WHAT IS REQUIRED
Check every line below for the word "Panama" and copy each one that has it.

INPUT MATERIAL
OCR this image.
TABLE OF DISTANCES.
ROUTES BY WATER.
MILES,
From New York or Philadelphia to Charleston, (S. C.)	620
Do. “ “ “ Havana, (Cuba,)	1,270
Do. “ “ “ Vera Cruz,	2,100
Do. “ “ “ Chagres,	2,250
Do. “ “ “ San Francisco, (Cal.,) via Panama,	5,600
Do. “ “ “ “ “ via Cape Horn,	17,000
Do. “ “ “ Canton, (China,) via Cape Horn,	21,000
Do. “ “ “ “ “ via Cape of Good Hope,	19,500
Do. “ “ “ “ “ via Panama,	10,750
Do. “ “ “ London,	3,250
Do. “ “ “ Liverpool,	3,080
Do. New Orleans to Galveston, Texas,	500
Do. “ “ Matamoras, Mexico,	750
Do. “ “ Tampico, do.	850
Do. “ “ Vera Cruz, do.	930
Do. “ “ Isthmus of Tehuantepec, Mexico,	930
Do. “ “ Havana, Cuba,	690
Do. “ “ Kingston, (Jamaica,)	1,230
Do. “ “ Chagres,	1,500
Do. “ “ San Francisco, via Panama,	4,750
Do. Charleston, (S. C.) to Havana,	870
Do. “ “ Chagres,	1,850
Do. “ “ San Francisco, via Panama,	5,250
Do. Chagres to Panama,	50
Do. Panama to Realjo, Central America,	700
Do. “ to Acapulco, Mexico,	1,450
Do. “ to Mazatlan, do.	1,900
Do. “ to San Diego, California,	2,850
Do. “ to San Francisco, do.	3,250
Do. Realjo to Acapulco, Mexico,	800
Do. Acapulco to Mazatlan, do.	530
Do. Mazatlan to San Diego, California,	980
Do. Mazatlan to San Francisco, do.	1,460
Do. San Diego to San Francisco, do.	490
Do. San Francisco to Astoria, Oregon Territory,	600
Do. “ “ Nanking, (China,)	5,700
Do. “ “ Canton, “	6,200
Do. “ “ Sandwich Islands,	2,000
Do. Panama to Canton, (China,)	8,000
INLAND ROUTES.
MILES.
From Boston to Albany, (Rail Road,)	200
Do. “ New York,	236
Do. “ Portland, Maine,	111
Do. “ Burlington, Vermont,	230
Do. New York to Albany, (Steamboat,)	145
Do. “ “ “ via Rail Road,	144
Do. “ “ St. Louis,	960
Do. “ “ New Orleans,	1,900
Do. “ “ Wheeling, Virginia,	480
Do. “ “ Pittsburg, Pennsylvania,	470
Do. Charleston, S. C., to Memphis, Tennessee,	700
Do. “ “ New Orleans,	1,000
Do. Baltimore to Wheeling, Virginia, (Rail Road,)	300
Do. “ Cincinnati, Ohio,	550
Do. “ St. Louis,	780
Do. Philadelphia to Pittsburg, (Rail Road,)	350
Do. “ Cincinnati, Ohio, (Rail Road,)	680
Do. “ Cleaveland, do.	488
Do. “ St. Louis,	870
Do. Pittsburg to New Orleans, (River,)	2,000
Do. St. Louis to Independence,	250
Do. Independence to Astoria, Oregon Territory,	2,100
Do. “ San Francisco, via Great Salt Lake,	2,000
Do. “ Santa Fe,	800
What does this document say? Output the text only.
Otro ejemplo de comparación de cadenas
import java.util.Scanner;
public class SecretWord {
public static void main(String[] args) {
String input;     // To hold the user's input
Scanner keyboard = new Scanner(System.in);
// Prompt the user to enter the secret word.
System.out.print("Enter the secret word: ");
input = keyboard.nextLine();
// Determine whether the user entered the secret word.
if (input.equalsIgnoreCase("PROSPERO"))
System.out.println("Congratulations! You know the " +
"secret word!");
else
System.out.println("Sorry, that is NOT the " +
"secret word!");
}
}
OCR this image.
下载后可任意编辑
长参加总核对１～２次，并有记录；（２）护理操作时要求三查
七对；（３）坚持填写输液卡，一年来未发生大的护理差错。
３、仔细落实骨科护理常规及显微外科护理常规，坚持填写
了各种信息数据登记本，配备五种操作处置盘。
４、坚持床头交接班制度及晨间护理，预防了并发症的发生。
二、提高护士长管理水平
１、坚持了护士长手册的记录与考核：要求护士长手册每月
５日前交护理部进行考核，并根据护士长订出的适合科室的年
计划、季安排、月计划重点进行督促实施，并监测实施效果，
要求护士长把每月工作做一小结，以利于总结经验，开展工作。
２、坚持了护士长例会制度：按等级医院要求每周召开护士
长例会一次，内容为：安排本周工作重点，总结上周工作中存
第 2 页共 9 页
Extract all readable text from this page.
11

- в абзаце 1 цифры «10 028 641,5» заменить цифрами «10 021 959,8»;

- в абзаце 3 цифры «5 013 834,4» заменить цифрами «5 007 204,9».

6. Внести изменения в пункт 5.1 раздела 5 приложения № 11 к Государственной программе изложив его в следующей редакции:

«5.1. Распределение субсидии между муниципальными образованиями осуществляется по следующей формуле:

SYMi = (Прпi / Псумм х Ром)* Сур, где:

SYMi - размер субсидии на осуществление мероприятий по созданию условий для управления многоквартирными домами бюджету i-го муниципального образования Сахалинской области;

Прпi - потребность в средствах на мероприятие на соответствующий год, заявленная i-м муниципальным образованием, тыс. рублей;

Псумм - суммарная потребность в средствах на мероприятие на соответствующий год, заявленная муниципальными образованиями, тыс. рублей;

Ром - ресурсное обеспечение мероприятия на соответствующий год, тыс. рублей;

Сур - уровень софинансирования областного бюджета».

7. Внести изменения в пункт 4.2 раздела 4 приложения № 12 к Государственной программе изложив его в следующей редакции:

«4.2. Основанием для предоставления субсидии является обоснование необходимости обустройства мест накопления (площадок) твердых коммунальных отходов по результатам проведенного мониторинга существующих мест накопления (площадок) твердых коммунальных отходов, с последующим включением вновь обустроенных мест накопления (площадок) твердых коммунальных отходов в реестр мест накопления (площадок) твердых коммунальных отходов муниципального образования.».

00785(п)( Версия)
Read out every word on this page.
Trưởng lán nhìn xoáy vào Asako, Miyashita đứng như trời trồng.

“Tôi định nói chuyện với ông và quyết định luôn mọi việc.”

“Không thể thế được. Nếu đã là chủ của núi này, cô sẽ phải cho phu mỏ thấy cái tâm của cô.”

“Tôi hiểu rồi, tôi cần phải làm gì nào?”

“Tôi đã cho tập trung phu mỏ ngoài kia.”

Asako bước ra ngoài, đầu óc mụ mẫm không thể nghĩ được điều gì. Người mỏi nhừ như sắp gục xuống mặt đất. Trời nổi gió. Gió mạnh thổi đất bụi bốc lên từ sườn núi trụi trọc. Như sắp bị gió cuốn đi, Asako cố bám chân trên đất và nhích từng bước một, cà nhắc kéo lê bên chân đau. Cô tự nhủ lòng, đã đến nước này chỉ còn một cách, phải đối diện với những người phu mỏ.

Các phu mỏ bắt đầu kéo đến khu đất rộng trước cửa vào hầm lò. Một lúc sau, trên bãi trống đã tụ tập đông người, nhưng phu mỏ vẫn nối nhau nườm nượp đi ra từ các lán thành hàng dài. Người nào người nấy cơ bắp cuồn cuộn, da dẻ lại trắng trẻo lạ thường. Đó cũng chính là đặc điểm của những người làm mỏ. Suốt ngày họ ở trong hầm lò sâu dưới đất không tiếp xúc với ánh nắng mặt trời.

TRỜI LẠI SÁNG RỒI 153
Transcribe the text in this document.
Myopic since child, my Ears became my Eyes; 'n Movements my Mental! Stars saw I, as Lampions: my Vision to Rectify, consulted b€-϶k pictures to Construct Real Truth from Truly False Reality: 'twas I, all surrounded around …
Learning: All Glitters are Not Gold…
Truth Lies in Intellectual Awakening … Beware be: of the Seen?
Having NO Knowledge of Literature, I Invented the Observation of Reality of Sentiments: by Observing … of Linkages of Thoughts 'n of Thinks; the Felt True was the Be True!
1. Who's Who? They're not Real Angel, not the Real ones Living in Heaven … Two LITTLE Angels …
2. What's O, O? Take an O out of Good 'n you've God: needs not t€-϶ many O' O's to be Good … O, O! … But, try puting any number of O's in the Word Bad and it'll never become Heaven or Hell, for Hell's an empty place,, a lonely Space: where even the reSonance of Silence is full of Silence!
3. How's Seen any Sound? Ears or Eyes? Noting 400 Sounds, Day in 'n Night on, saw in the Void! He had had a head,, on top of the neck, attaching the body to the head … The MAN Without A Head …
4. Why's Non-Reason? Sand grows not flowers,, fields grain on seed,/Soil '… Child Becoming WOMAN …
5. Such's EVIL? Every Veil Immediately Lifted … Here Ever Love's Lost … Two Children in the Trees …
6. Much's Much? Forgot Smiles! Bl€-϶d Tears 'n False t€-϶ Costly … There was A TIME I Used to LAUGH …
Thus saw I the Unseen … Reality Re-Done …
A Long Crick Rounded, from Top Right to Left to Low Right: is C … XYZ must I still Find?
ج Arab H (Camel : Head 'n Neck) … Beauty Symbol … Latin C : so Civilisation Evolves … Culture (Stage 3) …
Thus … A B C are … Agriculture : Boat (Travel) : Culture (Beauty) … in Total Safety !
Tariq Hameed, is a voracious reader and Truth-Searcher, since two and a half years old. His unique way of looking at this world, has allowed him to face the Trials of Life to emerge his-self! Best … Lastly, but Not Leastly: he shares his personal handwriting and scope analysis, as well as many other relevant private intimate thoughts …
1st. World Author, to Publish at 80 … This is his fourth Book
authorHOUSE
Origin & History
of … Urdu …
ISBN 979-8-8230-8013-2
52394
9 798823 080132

FINISHED EXERCISE
Do. “ “ “ San Francisco, (Cal.,) via Panama,	5,600
Do. “ “ “ “ “ via Panama,	10,750
Do. “ “ San Francisco, via Panama,	4,750
Do. “ “ San Francisco, via Panama,	5,250
Do. Chagres to Panama,	50
Do. Panama to Realjo, Central America,	700
Do. Panama to Canton, (China,)	8,000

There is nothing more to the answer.